### Exercise prompt
In the listing below, identify each line with the word "Bildung" and return those lines.

### Supplied data
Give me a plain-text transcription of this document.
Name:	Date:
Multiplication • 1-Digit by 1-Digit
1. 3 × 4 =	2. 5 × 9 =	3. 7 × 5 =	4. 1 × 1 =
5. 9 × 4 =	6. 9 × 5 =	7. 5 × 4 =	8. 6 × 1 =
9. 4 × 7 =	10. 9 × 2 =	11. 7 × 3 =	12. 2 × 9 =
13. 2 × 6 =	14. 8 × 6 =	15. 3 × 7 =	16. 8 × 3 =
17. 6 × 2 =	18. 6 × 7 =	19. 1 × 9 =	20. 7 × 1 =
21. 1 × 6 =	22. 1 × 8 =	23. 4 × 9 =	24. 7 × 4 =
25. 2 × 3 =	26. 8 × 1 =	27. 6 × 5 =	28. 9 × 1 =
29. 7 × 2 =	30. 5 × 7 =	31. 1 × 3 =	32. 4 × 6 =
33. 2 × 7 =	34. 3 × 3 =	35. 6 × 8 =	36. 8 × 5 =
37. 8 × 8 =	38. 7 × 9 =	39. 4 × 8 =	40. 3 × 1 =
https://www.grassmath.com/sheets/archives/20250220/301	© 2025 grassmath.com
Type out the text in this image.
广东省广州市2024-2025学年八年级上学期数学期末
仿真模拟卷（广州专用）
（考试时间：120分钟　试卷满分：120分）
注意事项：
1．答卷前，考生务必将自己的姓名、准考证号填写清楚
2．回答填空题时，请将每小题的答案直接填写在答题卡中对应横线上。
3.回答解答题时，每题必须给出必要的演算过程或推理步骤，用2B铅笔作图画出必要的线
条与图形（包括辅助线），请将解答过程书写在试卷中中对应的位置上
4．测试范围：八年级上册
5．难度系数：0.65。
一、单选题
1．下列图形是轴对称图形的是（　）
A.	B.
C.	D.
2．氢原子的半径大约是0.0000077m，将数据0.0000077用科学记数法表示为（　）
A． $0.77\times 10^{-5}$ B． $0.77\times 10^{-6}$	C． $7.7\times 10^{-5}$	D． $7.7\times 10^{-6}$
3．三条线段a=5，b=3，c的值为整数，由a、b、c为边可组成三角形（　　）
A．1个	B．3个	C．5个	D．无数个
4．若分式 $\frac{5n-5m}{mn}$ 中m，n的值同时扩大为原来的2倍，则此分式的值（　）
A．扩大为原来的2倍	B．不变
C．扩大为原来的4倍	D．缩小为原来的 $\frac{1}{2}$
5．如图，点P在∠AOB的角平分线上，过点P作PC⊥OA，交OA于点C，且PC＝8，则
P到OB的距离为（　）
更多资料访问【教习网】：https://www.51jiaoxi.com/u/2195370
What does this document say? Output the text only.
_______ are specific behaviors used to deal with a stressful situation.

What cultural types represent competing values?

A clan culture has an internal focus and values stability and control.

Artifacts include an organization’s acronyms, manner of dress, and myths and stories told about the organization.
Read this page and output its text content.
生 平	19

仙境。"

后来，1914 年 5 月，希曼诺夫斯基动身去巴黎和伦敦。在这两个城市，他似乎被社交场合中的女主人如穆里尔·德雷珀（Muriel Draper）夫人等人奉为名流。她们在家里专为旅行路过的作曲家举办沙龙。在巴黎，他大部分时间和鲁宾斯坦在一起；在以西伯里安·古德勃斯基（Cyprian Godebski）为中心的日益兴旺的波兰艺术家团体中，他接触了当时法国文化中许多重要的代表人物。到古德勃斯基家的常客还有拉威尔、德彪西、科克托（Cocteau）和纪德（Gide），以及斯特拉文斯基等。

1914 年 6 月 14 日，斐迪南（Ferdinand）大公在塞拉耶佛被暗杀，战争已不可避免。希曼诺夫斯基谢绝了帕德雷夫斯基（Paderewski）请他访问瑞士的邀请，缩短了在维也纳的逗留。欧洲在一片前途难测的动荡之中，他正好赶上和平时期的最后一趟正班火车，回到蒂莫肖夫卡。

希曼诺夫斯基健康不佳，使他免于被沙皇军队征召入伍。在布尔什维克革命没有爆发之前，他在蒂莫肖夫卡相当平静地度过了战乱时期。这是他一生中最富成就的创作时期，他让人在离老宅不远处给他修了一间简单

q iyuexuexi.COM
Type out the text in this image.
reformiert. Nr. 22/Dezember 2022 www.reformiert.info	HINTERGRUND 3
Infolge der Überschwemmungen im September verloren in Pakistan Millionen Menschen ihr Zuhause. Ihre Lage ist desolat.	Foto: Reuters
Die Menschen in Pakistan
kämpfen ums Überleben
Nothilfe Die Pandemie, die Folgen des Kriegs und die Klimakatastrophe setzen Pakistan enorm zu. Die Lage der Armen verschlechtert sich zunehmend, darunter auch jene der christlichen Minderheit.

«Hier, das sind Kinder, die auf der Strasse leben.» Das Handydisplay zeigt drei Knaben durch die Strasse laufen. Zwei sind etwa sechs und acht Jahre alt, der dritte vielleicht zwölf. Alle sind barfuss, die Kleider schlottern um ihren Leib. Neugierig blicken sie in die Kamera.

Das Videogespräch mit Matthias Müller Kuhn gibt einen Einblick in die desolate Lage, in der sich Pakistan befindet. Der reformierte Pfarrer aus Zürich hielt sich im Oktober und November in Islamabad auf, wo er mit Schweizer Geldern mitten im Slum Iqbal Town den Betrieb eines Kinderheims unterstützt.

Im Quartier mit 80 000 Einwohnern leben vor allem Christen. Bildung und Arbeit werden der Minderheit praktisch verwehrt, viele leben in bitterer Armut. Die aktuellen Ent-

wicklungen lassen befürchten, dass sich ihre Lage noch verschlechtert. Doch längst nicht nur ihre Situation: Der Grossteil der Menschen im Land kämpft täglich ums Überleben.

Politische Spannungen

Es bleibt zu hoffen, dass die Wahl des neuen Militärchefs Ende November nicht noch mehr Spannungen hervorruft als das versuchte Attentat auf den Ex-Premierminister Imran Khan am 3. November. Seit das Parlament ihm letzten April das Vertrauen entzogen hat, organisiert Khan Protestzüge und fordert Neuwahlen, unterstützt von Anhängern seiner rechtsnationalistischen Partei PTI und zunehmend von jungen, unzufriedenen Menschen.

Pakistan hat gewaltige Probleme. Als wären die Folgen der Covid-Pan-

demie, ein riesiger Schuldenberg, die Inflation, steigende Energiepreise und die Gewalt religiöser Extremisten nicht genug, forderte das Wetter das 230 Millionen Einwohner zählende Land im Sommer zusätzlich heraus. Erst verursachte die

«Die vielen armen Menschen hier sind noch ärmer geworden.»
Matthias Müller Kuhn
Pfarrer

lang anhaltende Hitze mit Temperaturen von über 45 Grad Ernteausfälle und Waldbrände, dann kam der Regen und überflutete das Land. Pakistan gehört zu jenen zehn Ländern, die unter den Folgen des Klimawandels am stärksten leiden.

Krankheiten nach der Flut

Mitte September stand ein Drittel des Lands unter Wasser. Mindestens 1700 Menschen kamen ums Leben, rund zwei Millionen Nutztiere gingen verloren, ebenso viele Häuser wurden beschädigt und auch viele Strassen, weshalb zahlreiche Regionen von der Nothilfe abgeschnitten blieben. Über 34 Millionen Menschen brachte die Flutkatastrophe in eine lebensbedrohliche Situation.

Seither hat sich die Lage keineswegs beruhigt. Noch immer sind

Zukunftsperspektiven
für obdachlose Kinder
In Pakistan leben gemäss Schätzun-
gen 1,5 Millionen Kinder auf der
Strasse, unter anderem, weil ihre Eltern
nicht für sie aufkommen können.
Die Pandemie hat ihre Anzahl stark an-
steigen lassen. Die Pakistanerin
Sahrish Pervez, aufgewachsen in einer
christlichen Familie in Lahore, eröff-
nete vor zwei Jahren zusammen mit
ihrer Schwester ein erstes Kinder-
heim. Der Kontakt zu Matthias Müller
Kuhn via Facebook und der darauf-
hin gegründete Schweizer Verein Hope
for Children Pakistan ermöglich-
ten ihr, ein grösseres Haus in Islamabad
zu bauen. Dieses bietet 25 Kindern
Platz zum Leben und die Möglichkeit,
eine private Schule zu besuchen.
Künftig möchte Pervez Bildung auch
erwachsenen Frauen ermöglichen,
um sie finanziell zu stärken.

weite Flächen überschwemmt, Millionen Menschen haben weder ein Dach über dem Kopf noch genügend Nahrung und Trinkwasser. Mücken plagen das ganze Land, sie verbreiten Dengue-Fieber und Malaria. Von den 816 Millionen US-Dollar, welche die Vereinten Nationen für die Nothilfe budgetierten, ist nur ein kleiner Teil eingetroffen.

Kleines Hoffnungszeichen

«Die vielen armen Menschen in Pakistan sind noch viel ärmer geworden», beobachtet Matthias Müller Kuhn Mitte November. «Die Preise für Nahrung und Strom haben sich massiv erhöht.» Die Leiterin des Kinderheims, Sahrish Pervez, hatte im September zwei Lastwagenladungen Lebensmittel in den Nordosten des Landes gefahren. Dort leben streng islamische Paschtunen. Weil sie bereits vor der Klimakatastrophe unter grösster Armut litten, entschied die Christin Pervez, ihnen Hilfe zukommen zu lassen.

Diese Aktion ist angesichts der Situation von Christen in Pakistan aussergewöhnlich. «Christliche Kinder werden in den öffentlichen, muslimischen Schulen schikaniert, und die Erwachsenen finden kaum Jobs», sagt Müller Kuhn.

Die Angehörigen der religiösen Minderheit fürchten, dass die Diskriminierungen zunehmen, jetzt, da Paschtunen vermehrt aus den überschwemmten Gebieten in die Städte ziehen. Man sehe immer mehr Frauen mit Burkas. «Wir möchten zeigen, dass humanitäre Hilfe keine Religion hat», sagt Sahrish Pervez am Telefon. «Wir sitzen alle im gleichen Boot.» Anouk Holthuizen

### Expected answer
Im Quartier mit 80 000 Einwohnern leben vor allem Christen. Bildung und Arbeit werden der Minderheit praktisch verwehrt, viele leben in bitterer Armut. Die aktuellen Ent-
Künftig möchte Pervez Bildung auch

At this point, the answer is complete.